[DATA RECORDS start]

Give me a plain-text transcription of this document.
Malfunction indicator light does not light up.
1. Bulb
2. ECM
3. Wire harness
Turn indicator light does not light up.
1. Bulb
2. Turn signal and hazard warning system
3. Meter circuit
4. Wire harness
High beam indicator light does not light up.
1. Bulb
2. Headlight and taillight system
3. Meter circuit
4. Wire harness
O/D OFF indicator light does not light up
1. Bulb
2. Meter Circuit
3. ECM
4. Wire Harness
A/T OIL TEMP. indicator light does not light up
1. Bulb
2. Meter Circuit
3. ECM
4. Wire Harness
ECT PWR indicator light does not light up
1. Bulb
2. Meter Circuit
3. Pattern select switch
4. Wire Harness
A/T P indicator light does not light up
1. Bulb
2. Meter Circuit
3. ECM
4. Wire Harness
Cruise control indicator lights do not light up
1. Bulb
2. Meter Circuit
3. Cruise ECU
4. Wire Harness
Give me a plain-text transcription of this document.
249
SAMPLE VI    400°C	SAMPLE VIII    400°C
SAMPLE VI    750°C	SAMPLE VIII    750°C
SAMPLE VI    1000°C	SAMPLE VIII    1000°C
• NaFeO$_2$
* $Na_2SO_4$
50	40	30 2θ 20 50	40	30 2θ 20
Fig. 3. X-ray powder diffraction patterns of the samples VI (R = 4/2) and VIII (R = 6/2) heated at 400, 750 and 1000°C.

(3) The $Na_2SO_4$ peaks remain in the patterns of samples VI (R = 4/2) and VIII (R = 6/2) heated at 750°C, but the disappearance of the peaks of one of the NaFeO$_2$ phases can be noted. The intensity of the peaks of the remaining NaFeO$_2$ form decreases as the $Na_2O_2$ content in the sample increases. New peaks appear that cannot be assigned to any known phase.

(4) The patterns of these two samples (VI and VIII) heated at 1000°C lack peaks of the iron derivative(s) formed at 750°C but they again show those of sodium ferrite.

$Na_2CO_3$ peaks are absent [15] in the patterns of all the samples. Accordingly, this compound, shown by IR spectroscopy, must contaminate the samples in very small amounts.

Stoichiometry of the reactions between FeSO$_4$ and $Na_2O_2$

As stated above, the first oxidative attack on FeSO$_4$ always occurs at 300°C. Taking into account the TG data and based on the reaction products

[DATA RECORDS end]

Give all the records again. Match them exactly.

Give me a plain-text transcription of this document.
Malfunction indicator light does not light up.
1. Bulb
2. ECM
3. Wire harness
Turn indicator light does not light up.
1. Bulb
2. Turn signal and hazard warning system
3. Meter circuit
4. Wire harness
High beam indicator light does not light up.
1. Bulb
2. Headlight and taillight system
3. Meter circuit
4. Wire harness
O/D OFF indicator light does not light up
1. Bulb
2. Meter Circuit
3. ECM
4. Wire Harness
A/T OIL TEMP. indicator light does not light up
1. Bulb
2. Meter Circuit
3. ECM
4. Wire Harness
ECT PWR indicator light does not light up
1. Bulb
2. Meter Circuit
3. Pattern select switch
4. Wire Harness
A/T P indicator light does not light up
1. Bulb
2. Meter Circuit
3. ECM
4. Wire Harness
Cruise control indicator lights do not light up
1. Bulb
2. Meter Circuit
3. Cruise ECU
4. Wire Harness
Give me a plain-text transcription of this document.
249
SAMPLE VI    400°C	SAMPLE VIII    400°C
SAMPLE VI    750°C	SAMPLE VIII    750°C
SAMPLE VI    1000°C	SAMPLE VIII    1000°C
• NaFeO$_2$
* $Na_2SO_4$
50	40	30 2θ 20 50	40	30 2θ 20
Fig. 3. X-ray powder diffraction patterns of the samples VI (R = 4/2) and VIII (R = 6/2) heated at 400, 750 and 1000°C.

(3) The $Na_2SO_4$ peaks remain in the patterns of samples VI (R = 4/2) and VIII (R = 6/2) heated at 750°C, but the disappearance of the peaks of one of the NaFeO$_2$ phases can be noted. The intensity of the peaks of the remaining NaFeO$_2$ form decreases as the $Na_2O_2$ content in the sample increases. New peaks appear that cannot be assigned to any known phase.

(4) The patterns of these two samples (VI and VIII) heated at 1000°C lack peaks of the iron derivative(s) formed at 750°C but they again show those of sodium ferrite.

$Na_2CO_3$ peaks are absent [15] in the patterns of all the samples. Accordingly, this compound, shown by IR spectroscopy, must contaminate the samples in very small amounts.

Stoichiometry of the reactions between FeSO$_4$ and $Na_2O_2$

As stated above, the first oxidative attack on FeSO$_4$ always occurs at 300°C. Taking into account the TG data and based on the reaction products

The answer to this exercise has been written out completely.